Leaving out every picture, quote the data below exactly as it appears.
— Begin —
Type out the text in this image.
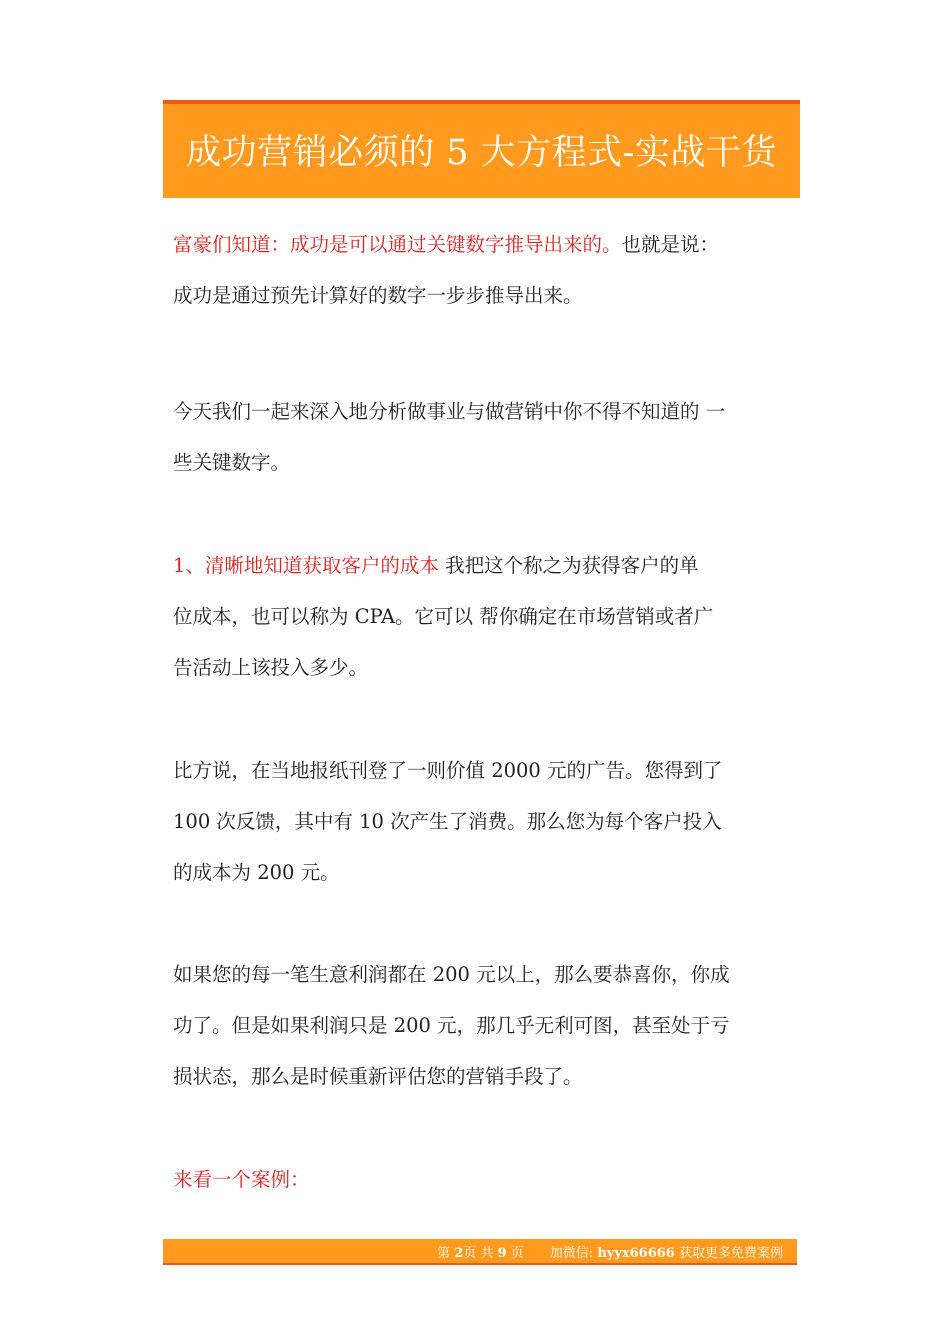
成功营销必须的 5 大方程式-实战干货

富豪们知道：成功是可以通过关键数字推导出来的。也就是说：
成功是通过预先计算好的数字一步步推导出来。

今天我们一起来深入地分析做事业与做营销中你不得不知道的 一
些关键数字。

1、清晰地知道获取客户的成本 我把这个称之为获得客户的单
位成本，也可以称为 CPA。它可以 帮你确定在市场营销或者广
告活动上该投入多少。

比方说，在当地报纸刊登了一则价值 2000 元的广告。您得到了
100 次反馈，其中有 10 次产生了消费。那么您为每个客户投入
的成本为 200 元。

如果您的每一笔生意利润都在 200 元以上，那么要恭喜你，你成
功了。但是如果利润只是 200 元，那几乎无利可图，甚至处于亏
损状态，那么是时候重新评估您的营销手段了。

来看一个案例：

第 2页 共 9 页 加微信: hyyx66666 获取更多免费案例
— End —
- **Solution**
Type out the text in this image.
成功营销必须的 5 大方程式-实战干货

富豪们知道：成功是可以通过关键数字推导出来的。也就是说：
成功是通过预先计算好的数字一步步推导出来。

今天我们一起来深入地分析做事业与做营销中你不得不知道的 一
些关键数字。

1、清晰地知道获取客户的成本 我把这个称之为获得客户的单
位成本，也可以称为 CPA。它可以 帮你确定在市场营销或者广
告活动上该投入多少。

比方说，在当地报纸刊登了一则价值 2000 元的广告。您得到了
100 次反馈，其中有 10 次产生了消费。那么您为每个客户投入
的成本为 200 元。

如果您的每一笔生意利润都在 200 元以上，那么要恭喜你，你成
功了。但是如果利润只是 200 元，那几乎无利可图，甚至处于亏
损状态，那么是时候重新评估您的营销手段了。

来看一个案例：

第 2页 共 9 页 加微信: hyyx66666 获取更多免费案例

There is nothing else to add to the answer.